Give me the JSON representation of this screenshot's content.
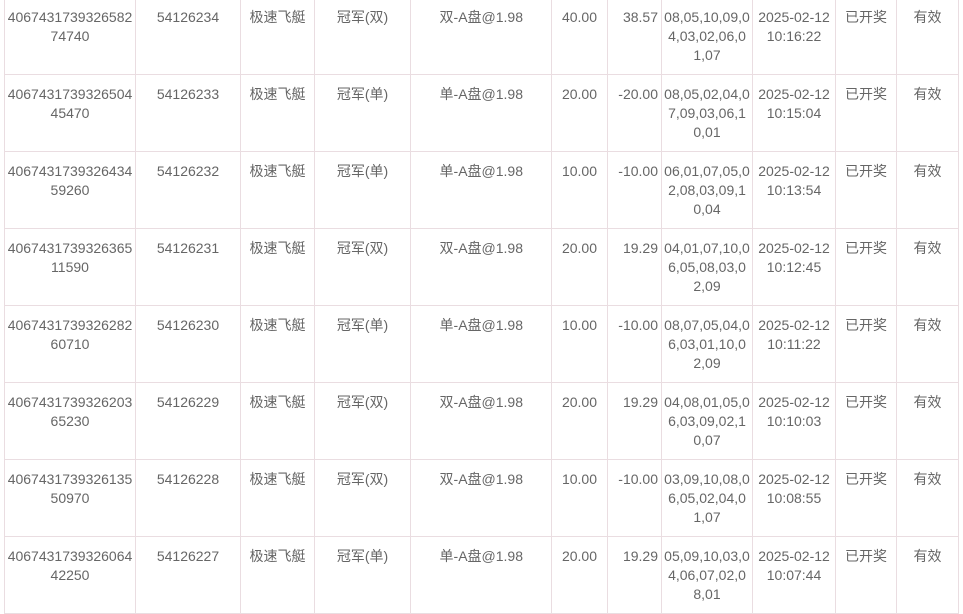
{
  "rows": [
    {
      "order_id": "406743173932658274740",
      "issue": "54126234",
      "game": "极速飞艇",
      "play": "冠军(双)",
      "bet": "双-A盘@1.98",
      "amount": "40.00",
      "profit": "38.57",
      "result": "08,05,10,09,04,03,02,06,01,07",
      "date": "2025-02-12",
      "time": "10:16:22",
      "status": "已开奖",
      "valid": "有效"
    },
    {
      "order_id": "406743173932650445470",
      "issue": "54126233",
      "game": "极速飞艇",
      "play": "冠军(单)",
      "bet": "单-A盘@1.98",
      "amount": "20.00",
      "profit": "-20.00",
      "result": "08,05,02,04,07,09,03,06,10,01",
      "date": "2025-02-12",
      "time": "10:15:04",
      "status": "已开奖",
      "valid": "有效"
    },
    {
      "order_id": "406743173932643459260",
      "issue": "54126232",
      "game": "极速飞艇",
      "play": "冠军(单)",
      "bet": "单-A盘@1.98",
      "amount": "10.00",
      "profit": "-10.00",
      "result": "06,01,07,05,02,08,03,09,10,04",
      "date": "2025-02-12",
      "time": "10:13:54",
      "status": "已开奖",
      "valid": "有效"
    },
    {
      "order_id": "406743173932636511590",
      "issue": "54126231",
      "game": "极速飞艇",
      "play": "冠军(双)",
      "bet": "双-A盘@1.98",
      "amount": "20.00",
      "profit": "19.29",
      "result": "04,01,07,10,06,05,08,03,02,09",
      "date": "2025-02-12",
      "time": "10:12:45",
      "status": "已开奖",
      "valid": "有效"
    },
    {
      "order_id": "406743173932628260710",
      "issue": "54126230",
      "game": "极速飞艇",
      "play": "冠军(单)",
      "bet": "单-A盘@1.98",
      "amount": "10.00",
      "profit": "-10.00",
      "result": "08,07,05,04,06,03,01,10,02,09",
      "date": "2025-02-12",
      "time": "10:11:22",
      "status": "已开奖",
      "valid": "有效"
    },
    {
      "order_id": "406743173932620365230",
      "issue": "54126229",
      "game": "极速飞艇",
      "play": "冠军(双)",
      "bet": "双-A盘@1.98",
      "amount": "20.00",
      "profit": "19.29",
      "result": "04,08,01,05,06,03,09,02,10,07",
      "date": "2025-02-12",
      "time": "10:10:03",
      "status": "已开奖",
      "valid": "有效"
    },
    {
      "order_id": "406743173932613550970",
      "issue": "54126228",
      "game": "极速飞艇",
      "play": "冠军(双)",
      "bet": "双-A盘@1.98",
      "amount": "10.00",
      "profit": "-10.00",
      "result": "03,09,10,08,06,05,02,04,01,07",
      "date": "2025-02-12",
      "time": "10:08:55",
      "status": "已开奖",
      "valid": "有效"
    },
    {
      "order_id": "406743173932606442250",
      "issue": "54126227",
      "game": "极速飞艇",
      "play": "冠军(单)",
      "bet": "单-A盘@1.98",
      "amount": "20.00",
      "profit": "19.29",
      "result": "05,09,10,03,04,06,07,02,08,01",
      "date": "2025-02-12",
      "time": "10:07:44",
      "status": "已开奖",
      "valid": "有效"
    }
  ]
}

-=-=-

- _EXERCISE OBJECTIVE_
Output the data exactly. Pictures don't belong in the result.

- _PROBLEM SOLUTION_
Give me the JSON representation of this screenshot's content.
{
  "rows": [
    {
      "order_id": "406743173932658274740",
      "issue": "54126234",
      "game": "极速飞艇",
      "play": "冠军(双)",
      "bet": "双-A盘@1.98",
      "amount": "40.00",
      "profit": "38.57",
      "result": "08,05,10,09,04,03,02,06,01,07",
      "date": "2025-02-12",
      "time": "10:16:22",
      "status": "已开奖",
      "valid": "有效"
    },
    {
      "order_id": "406743173932650445470",
      "issue": "54126233",
      "game": "极速飞艇",
      "play": "冠军(单)",
      "bet": "单-A盘@1.98",
      "amount": "20.00",
      "profit": "-20.00",
      "result": "08,05,02,04,07,09,03,06,10,01",
      "date": "2025-02-12",
      "time": "10:15:04",
      "status": "已开奖",
      "valid": "有效"
    },
    {
      "order_id": "406743173932643459260",
      "issue": "54126232",
      "game": "极速飞艇",
      "play": "冠军(单)",
      "bet": "单-A盘@1.98",
      "amount": "10.00",
      "profit": "-10.00",
      "result": "06,01,07,05,02,08,03,09,10,04",
      "date": "2025-02-12",
      "time": "10:13:54",
      "status": "已开奖",
      "valid": "有效"
    },
    {
      "order_id": "406743173932636511590",
      "issue": "54126231",
      "game": "极速飞艇",
      "play": "冠军(双)",
      "bet": "双-A盘@1.98",
      "amount": "20.00",
      "profit": "19.29",
      "result": "04,01,07,10,06,05,08,03,02,09",
      "date": "2025-02-12",
      "time": "10:12:45",
      "status": "已开奖",
      "valid": "有效"
    },
    {
      "order_id": "406743173932628260710",
      "issue": "54126230",
      "game": "极速飞艇",
      "play": "冠军(单)",
      "bet": "单-A盘@1.98",
      "amount": "10.00",
      "profit": "-10.00",
      "result": "08,07,05,04,06,03,01,10,02,09",
      "date": "2025-02-12",
      "time": "10:11:22",
      "status": "已开奖",
      "valid": "有效"
    },
    {
      "order_id": "406743173932620365230",
      "issue": "54126229",
      "game": "极速飞艇",
      "play": "冠军(双)",
      "bet": "双-A盘@1.98",
      "amount": "20.00",
      "profit": "19.29",
      "result": "04,08,01,05,06,03,09,02,10,07",
      "date": "2025-02-12",
      "time": "10:10:03",
      "status": "已开奖",
      "valid": "有效"
    },
    {
      "order_id": "406743173932613550970",
      "issue": "54126228",
      "game": "极速飞艇",
      "play": "冠军(双)",
      "bet": "双-A盘@1.98",
      "amount": "10.00",
      "profit": "-10.00",
      "result": "03,09,10,08,06,05,02,04,01,07",
      "date": "2025-02-12",
      "time": "10:08:55",
      "status": "已开奖",
      "valid": "有效"
    },
    {
      "order_id": "406743173932606442250",
      "issue": "54126227",
      "game": "极速飞艇",
      "play": "冠军(单)",
      "bet": "单-A盘@1.98",
      "amount": "20.00",
      "profit": "19.29",
      "result": "05,09,10,03,04,06,07,02,08,01",
      "date": "2025-02-12",
      "time": "10:07:44",
      "status": "已开奖",
      "valid": "有效"
    }
  ]
}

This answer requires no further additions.